» Exercise task
Select the lines that hold the word "Kaakkois" and copy each one.

» Data in this exercise
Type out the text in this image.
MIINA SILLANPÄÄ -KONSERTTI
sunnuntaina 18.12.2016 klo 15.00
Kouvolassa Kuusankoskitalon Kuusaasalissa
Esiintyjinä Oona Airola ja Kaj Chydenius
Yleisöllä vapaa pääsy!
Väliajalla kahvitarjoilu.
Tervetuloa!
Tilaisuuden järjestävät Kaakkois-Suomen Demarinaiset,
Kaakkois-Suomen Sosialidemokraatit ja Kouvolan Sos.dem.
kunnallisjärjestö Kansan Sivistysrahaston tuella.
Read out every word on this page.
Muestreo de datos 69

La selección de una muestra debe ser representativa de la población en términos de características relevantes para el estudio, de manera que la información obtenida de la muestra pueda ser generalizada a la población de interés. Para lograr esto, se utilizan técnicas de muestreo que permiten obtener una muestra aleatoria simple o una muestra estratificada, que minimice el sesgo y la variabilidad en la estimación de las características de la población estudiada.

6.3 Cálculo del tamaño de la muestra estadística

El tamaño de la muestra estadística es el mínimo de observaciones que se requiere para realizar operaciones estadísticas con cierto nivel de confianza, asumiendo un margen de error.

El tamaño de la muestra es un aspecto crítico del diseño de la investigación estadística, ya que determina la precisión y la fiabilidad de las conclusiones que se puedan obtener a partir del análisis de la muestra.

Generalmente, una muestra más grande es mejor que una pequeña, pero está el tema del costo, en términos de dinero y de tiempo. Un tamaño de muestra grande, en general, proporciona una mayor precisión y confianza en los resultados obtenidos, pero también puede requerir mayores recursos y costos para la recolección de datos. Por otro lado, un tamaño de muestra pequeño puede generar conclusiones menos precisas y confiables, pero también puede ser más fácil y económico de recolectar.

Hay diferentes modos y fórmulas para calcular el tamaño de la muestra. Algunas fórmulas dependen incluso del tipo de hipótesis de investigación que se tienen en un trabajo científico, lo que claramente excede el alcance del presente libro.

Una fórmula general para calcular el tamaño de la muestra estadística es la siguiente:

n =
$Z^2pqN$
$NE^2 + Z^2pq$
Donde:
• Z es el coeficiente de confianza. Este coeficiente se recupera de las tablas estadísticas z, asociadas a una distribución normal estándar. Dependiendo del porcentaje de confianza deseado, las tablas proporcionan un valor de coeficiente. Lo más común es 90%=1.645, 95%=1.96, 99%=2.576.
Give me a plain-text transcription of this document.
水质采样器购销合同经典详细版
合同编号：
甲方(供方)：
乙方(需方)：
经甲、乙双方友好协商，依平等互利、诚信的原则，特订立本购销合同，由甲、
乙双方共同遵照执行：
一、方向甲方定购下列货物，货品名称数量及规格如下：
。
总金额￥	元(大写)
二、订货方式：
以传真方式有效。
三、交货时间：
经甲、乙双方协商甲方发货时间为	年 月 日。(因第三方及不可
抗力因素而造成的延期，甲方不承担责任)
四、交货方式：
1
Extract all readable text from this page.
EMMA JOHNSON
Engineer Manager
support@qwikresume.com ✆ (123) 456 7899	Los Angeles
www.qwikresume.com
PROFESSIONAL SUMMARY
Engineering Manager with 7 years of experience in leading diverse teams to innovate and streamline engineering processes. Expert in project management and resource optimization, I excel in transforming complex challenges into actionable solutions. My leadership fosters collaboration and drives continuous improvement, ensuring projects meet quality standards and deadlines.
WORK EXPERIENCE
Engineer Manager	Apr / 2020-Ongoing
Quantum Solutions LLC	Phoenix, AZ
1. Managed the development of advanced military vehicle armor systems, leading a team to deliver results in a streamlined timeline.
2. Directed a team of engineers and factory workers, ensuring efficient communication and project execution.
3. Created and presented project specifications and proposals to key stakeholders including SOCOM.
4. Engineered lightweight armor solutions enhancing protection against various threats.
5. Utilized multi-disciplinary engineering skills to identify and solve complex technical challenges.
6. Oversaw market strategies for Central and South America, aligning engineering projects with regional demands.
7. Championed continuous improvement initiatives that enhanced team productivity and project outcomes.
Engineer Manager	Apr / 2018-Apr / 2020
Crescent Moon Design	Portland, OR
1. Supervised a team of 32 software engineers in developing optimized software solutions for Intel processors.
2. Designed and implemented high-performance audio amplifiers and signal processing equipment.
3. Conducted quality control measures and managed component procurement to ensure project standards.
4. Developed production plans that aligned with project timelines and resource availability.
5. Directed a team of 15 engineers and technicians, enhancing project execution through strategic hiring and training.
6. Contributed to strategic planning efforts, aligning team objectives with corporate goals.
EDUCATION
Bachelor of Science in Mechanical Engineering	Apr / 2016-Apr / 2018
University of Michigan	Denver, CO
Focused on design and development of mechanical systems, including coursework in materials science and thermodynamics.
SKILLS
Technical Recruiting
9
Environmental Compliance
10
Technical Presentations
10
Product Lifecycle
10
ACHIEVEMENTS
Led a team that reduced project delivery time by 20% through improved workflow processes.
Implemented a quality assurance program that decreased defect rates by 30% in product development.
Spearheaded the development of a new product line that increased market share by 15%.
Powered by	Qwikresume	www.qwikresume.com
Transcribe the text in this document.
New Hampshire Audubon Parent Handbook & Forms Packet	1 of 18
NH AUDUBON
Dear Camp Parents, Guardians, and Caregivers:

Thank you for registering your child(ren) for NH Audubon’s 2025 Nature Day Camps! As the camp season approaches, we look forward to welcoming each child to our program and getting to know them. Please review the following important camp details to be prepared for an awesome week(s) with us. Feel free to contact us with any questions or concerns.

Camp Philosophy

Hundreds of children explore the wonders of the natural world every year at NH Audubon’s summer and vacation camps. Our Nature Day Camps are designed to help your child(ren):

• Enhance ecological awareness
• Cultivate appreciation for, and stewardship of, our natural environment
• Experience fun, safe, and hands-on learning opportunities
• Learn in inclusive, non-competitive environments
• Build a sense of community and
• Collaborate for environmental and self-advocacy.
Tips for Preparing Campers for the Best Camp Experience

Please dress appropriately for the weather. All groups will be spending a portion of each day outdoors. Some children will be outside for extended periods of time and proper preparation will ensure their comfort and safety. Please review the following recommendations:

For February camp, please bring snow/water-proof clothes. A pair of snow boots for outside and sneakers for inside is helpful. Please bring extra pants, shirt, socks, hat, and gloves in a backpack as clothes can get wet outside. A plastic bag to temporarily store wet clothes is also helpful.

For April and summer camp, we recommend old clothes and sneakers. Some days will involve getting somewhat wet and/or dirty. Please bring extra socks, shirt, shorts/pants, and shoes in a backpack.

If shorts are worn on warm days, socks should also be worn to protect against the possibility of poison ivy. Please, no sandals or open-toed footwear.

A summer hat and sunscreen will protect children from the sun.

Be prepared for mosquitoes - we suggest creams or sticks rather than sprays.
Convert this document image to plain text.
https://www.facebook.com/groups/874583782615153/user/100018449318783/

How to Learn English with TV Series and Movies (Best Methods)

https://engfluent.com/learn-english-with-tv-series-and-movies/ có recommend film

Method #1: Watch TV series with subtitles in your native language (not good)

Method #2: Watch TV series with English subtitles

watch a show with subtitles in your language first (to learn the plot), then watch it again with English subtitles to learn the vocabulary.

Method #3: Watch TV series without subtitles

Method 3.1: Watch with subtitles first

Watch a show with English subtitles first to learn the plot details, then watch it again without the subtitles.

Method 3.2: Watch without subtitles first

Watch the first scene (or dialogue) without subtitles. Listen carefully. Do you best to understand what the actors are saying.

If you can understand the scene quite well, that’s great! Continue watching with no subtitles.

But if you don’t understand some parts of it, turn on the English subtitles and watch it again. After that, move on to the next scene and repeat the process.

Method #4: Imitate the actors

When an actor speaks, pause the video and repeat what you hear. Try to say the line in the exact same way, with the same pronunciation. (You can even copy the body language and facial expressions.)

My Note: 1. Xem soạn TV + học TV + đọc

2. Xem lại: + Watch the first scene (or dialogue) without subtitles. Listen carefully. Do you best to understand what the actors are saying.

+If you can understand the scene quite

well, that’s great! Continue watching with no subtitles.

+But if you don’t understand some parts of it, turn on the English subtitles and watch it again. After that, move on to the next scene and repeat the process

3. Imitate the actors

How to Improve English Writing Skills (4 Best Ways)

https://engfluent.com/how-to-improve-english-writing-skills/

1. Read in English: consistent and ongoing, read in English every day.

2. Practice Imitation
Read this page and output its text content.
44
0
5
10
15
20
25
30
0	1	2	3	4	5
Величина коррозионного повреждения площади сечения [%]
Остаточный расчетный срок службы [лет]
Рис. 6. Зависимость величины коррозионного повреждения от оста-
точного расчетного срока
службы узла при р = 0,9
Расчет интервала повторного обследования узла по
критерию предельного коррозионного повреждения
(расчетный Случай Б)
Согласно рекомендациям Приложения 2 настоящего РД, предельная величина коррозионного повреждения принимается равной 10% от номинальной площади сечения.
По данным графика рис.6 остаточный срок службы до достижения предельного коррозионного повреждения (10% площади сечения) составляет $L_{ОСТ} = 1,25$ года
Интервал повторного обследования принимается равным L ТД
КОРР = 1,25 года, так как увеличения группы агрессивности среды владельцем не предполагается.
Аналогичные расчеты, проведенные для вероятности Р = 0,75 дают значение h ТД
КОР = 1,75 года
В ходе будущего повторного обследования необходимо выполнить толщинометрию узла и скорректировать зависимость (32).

» Answer in full
Tilaisuuden järjestävät Kaakkois-Suomen Demarinaiset,
Kaakkois-Suomen Sosialidemokraatit ja Kouvolan Sos.dem.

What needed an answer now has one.